Supplied material:
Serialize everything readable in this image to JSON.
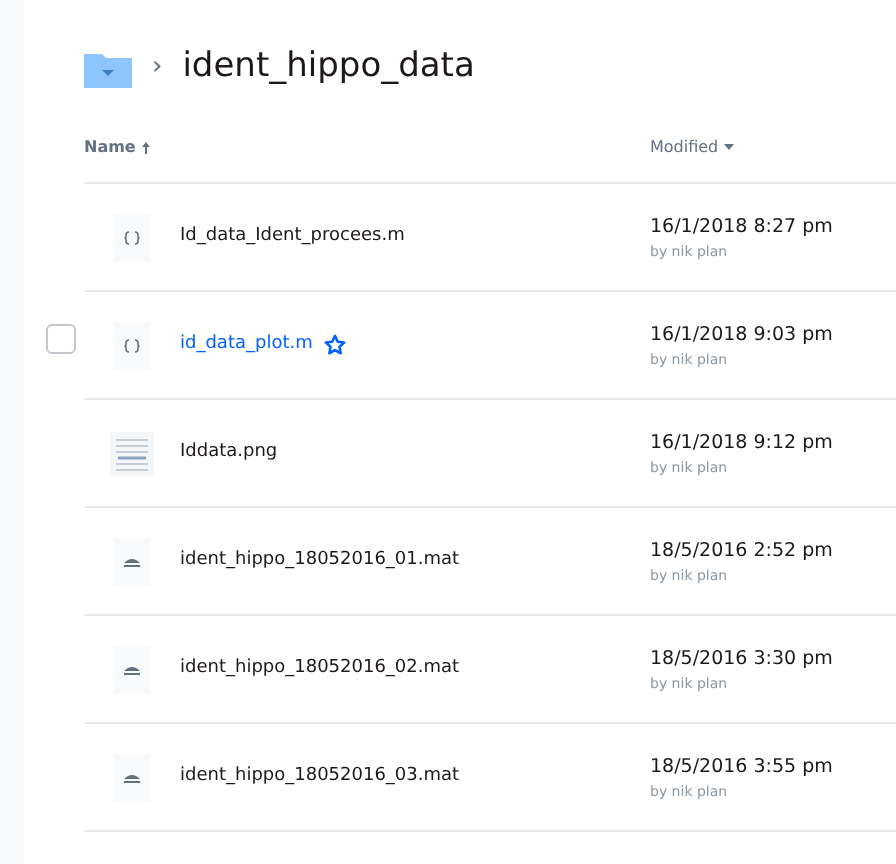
{
  "breadcrumb": {
    "separator": "›",
    "folder": "ident_hippo_data"
  },
  "columns": [
    {
      "label": "Name",
      "ascending": true
    },
    {
      "label": "Modified",
      "ascending": false
    }
  ],
  "rows": [
    {
      "kind": "code",
      "name": "Id_data_Ident_procees.m",
      "hovered": false,
      "starred": false,
      "modified": "16/1/2018 8:27 pm",
      "by": "by nik plan"
    },
    {
      "kind": "code",
      "name": "id_data_plot.m",
      "hovered": true,
      "starred": true,
      "modified": "16/1/2018 9:03 pm",
      "by": "by nik plan"
    },
    {
      "kind": "image",
      "name": "Iddata.png",
      "hovered": false,
      "starred": false,
      "modified": "16/1/2018 9:12 pm",
      "by": "by nik plan"
    },
    {
      "kind": "data",
      "name": "ident_hippo_18052016_01.mat",
      "hovered": false,
      "starred": false,
      "modified": "18/5/2016 2:52 pm",
      "by": "by nik plan"
    },
    {
      "kind": "data",
      "name": "ident_hippo_18052016_02.mat",
      "hovered": false,
      "starred": false,
      "modified": "18/5/2016 3:30 pm",
      "by": "by nik plan"
    },
    {
      "kind": "data",
      "name": "ident_hippo_18052016_03.mat",
      "hovered": false,
      "starred": false,
      "modified": "18/5/2016 3:55 pm",
      "by": "by nik plan"
    }
  ]
}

Exercise: Extract all lines of the records above that include "image".

Exercise output:
Serialize everything readable in this image to JSON.
      "kind": "image",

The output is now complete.